Write out every entry precisely as given, leaving the pictures out.

Dataset content:
● ● ● ● ●

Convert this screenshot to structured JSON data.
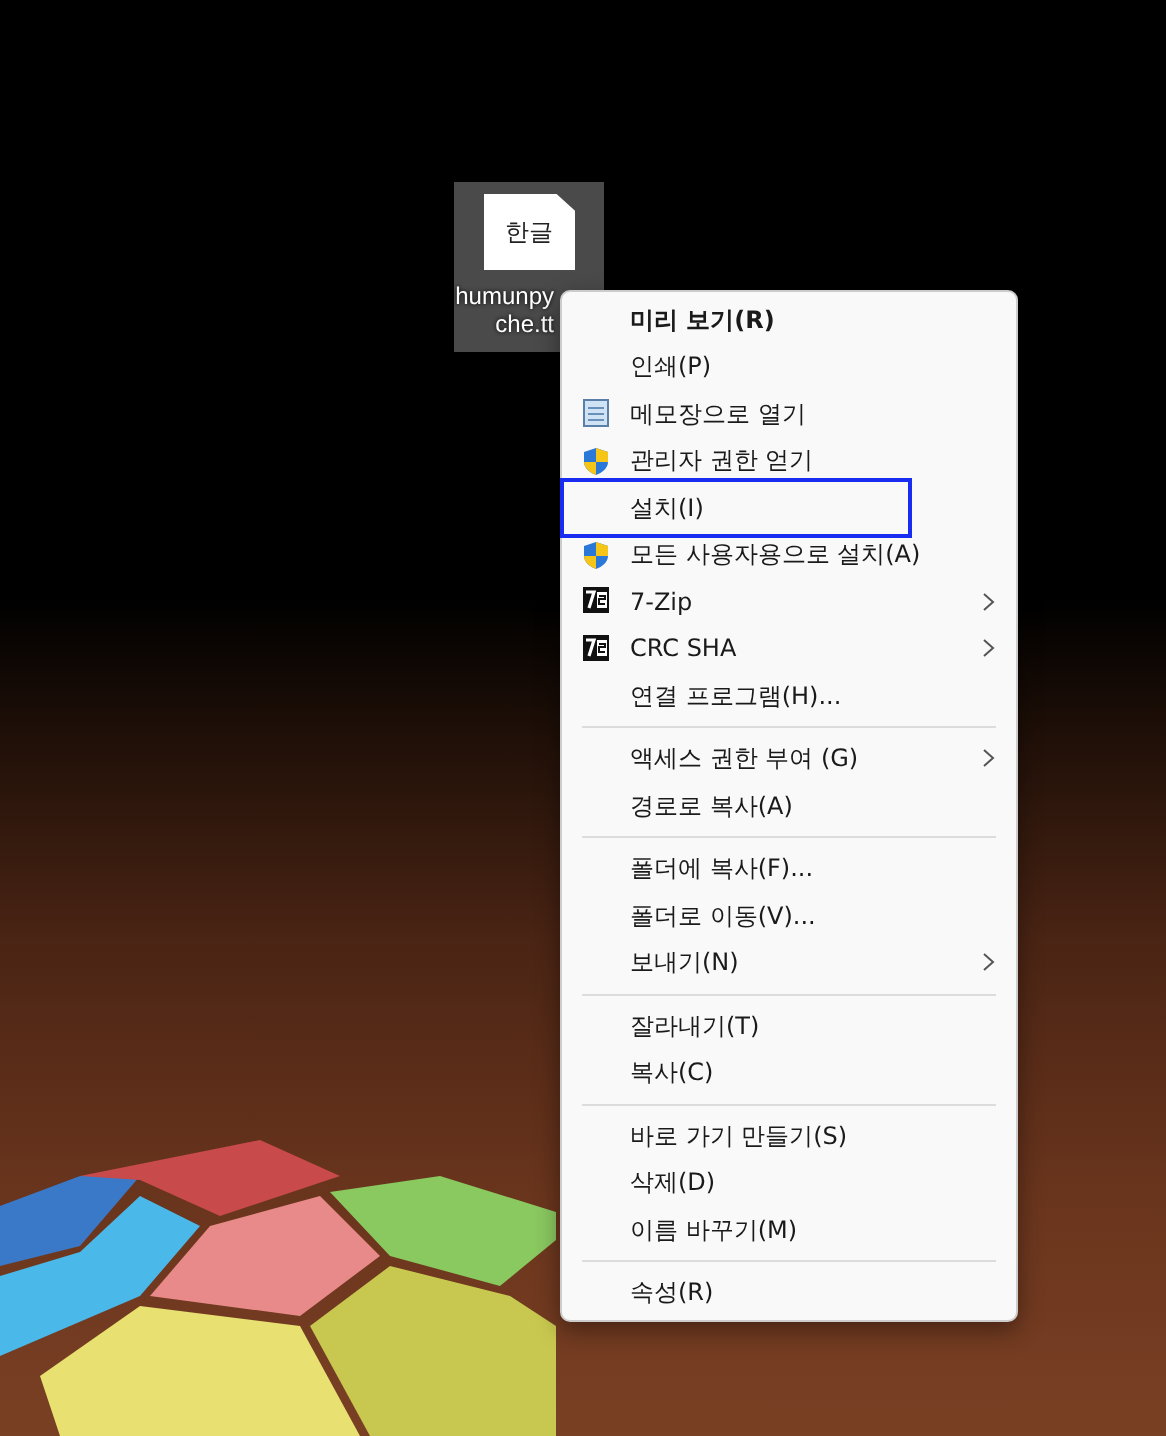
{
  "desktop_icon": {
    "preview_text": "한글",
    "label_lines": [
      "humunpy",
      "che.tt"
    ],
    "selected": true
  },
  "context_menu": {
    "groups": [
      [
        {
          "label": "미리 보기(R)",
          "kind": "plain",
          "bold": true,
          "submenu": false,
          "highlighted": false
        },
        {
          "label": "인쇄(P)",
          "kind": "plain",
          "bold": false,
          "submenu": false,
          "highlighted": false
        },
        {
          "label": "메모장으로  열기",
          "kind": "notepad",
          "bold": false,
          "submenu": false,
          "highlighted": false
        },
        {
          "label": "관리자 권한 얻기",
          "kind": "shield",
          "bold": false,
          "submenu": false,
          "highlighted": false
        },
        {
          "label": "설치(I)",
          "kind": "plain",
          "bold": false,
          "submenu": false,
          "highlighted": true
        },
        {
          "label": "모든 사용자용으로 설치(A)",
          "kind": "shield",
          "bold": false,
          "submenu": false,
          "highlighted": false
        },
        {
          "label": "7-Zip",
          "kind": "archive",
          "bold": false,
          "submenu": true,
          "highlighted": false
        },
        {
          "label": "CRC SHA",
          "kind": "archive",
          "bold": false,
          "submenu": true,
          "highlighted": false
        },
        {
          "label": "연결 프로그램(H)...",
          "kind": "plain",
          "bold": false,
          "submenu": false,
          "highlighted": false
        }
      ],
      [
        {
          "label": "액세스 권한 부여 (G)",
          "kind": "plain",
          "bold": false,
          "submenu": true,
          "highlighted": false
        },
        {
          "label": "경로로 복사(A)",
          "kind": "plain",
          "bold": false,
          "submenu": false,
          "highlighted": false
        }
      ],
      [
        {
          "label": "폴더에 복사(F)...",
          "kind": "plain",
          "bold": false,
          "submenu": false,
          "highlighted": false
        },
        {
          "label": "폴더로 이동(V)...",
          "kind": "plain",
          "bold": false,
          "submenu": false,
          "highlighted": false
        },
        {
          "label": "보내기(N)",
          "kind": "plain",
          "bold": false,
          "submenu": true,
          "highlighted": false
        }
      ],
      [
        {
          "label": "잘라내기(T)",
          "kind": "plain",
          "bold": false,
          "submenu": false,
          "highlighted": false
        },
        {
          "label": "복사(C)",
          "kind": "plain",
          "bold": false,
          "submenu": false,
          "highlighted": false
        }
      ],
      [
        {
          "label": "바로 가기 만들기(S)",
          "kind": "plain",
          "bold": false,
          "submenu": false,
          "highlighted": false
        },
        {
          "label": "삭제(D)",
          "kind": "plain",
          "bold": false,
          "submenu": false,
          "highlighted": false
        },
        {
          "label": "이름 바꾸기(M)",
          "kind": "plain",
          "bold": false,
          "submenu": false,
          "highlighted": false
        }
      ],
      [
        {
          "label": "속성(R)",
          "kind": "plain",
          "bold": false,
          "submenu": false,
          "highlighted": false
        }
      ]
    ]
  }
}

● ● ● ● ●

Answer for this exercise:
Convert this screenshot to structured JSON data.
{
  "desktop_icon": {
    "preview_text": "한글",
    "label_lines": [
      "humunpy",
      "che.tt"
    ],
    "selected": true
  },
  "context_menu": {
    "groups": [
      [
        {
          "label": "미리 보기(R)",
          "kind": "plain",
          "bold": true,
          "submenu": false,
          "highlighted": false
        },
        {
          "label": "인쇄(P)",
          "kind": "plain",
          "bold": false,
          "submenu": false,
          "highlighted": false
        },
        {
          "label": "메모장으로  열기",
          "kind": "notepad",
          "bold": false,
          "submenu": false,
          "highlighted": false
        },
        {
          "label": "관리자 권한 얻기",
          "kind": "shield",
          "bold": false,
          "submenu": false,
          "highlighted": false
        },
        {
          "label": "설치(I)",
          "kind": "plain",
          "bold": false,
          "submenu": false,
          "highlighted": true
        },
        {
          "label": "모든 사용자용으로 설치(A)",
          "kind": "shield",
          "bold": false,
          "submenu": false,
          "highlighted": false
        },
        {
          "label": "7-Zip",
          "kind": "archive",
          "bold": false,
          "submenu": true,
          "highlighted": false
        },
        {
          "label": "CRC SHA",
          "kind": "archive",
          "bold": false,
          "submenu": true,
          "highlighted": false
        },
        {
          "label": "연결 프로그램(H)...",
          "kind": "plain",
          "bold": false,
          "submenu": false,
          "highlighted": false
        }
      ],
      [
        {
          "label": "액세스 권한 부여 (G)",
          "kind": "plain",
          "bold": false,
          "submenu": true,
          "highlighted": false
        },
        {
          "label": "경로로 복사(A)",
          "kind": "plain",
          "bold": false,
          "submenu": false,
          "highlighted": false
        }
      ],
      [
        {
          "label": "폴더에 복사(F)...",
          "kind": "plain",
          "bold": false,
          "submenu": false,
          "highlighted": false
        },
        {
          "label": "폴더로 이동(V)...",
          "kind": "plain",
          "bold": false,
          "submenu": false,
          "highlighted": false
        },
        {
          "label": "보내기(N)",
          "kind": "plain",
          "bold": false,
          "submenu": true,
          "highlighted": false
        }
      ],
      [
        {
          "label": "잘라내기(T)",
          "kind": "plain",
          "bold": false,
          "submenu": false,
          "highlighted": false
        },
        {
          "label": "복사(C)",
          "kind": "plain",
          "bold": false,
          "submenu": false,
          "highlighted": false
        }
      ],
      [
        {
          "label": "바로 가기 만들기(S)",
          "kind": "plain",
          "bold": false,
          "submenu": false,
          "highlighted": false
        },
        {
          "label": "삭제(D)",
          "kind": "plain",
          "bold": false,
          "submenu": false,
          "highlighted": false
        },
        {
          "label": "이름 바꾸기(M)",
          "kind": "plain",
          "bold": false,
          "submenu": false,
          "highlighted": false
        }
      ],
      [
        {
          "label": "속성(R)",
          "kind": "plain",
          "bold": false,
          "submenu": false,
          "highlighted": false
        }
      ]
    ]
  }
}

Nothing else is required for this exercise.